_TASK SET_:
1. In one to three sentences, explain why the Cosmos-Predict2 Colab notebook installs Python 3.10.
2. Proceed with the Cosmos-Predict2 Colab notebook from the point at which it stops.

_SOURCE DOCUMENT_:
* BEGIN *

# Cosmos Predict2 on Google Colab - Complete Solution

This notebook provides a complete solution for running Cosmos-Predict2 on Google Colab, which now uses Python 3.12 (or 3.11 in fallback).

**Problem**: 
- Cosmos-Predict2 requires Python 3.10 (flash-attn only has cp310 wheels)
- Colab default runtime: Python 3.12
- Colab fallback runtime: Python 3.11
- Neither works with Cosmos-Predict2!

**Solution**: We'll install Python 3.10 using deadsnakes PPA and use it with pip.

**Requirements**:
- Google Colab with GPU (A100, V100, or T4)
- About 5-10 minutes for setup

## Step 1: Check Current Environment

In [None]:
import sys
import os

print("🔍 Current Environment Check:")
print("="*60)

# Check current Python version
current_version = sys.version_info
print(f"Current Python: {current_version.major}.{current_version.minor}.{current_version.micro}")
print(f"Python path: {sys.executable}")

# Check GPU
try:
    import torch
    if torch.cuda.is_available():
        gpu_name = torch.cuda.get_device_name(0)
        gpu_memory = torch.cuda.get_device_properties(0).total_memory / 1024**3
        print(f"\nGPU: {gpu_name} ({gpu_memory:.1f} GB)")
        print(f"CUDA: {torch.version.cuda}")

* END *

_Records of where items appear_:

* BEGIN *

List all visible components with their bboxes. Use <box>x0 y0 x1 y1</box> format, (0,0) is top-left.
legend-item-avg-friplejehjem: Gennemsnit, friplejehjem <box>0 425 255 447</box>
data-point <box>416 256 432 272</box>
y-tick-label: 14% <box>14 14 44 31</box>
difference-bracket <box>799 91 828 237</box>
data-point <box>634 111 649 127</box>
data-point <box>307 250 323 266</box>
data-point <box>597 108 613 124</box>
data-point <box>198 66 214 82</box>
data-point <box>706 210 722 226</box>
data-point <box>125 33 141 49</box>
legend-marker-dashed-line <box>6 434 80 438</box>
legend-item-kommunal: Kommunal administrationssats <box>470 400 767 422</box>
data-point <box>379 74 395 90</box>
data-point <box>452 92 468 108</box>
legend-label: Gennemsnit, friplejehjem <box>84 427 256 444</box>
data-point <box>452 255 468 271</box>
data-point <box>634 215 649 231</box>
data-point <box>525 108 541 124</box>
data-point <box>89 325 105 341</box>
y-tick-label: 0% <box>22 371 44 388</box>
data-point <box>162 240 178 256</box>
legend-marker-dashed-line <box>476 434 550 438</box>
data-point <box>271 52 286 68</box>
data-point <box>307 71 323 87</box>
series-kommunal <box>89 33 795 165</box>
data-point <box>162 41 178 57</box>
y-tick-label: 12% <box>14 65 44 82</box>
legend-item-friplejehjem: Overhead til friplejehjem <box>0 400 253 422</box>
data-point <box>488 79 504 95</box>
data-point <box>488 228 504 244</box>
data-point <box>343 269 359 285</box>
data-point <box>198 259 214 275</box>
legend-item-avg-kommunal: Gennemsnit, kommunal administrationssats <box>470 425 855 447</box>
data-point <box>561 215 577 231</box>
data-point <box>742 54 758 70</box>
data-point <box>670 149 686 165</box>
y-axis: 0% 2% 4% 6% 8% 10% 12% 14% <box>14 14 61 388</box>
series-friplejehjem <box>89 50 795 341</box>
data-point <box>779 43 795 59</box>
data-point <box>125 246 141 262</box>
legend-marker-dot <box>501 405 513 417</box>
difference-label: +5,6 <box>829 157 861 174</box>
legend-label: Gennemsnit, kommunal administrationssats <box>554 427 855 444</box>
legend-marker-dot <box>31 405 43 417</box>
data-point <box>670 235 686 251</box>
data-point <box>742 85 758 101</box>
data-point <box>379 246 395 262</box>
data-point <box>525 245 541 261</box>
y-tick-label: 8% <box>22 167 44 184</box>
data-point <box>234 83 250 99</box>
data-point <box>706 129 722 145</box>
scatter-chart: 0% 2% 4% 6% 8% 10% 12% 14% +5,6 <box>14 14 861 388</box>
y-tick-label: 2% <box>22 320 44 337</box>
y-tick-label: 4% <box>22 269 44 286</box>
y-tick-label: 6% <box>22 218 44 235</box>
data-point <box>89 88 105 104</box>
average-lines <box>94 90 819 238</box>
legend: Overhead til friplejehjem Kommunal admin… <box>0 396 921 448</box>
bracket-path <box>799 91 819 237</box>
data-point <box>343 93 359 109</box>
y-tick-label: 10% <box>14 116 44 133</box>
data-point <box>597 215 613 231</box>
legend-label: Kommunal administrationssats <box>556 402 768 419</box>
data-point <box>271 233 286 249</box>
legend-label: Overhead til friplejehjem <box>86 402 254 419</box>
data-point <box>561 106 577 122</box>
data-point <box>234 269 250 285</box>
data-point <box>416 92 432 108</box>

* END *

_ANSWERS FOR THE EXERCISE_:
1. Cosmos-Predict2 requires Python 3.10 because flash-attn provides only cp310 wheels. Colab's default runtime uses Python 3.12 and its fallback runtime uses Python 3.11, and neither works with Cosmos-Predict2. The notebook therefore installs Python 3.10 through the deadsnakes PPA and uses it with pip.

2.
    else:
        print("\n⚠️ No GPU detected")
        gpu_memory = 0
except:
    print("\nTorch not yet installed")
    gpu_memory = 0

print("\n" + "="*60)

if current_version.minor != 10:
    print(f"\n⚠️ Python {current_version.major}.{current_version.minor} detected.")
    print("We need Python 3.10 for Cosmos-Predict2.")
    print("\n📝 Next step: Install Python 3.10 alongside the system Python.")
else:
    print("\n✅ Python 3.10 already available!")

## Step 2: Install Python 3.10

We'll install Python 3.10 using the deadsnakes PPA, which provides Python versions for Ubuntu.

In [None]:
%%bash
# Install Python 3.10 from deadsnakes PPA
echo "📦 Installing Python 3.10..."
echo "This will take about 1-2 minutes..."
echo ""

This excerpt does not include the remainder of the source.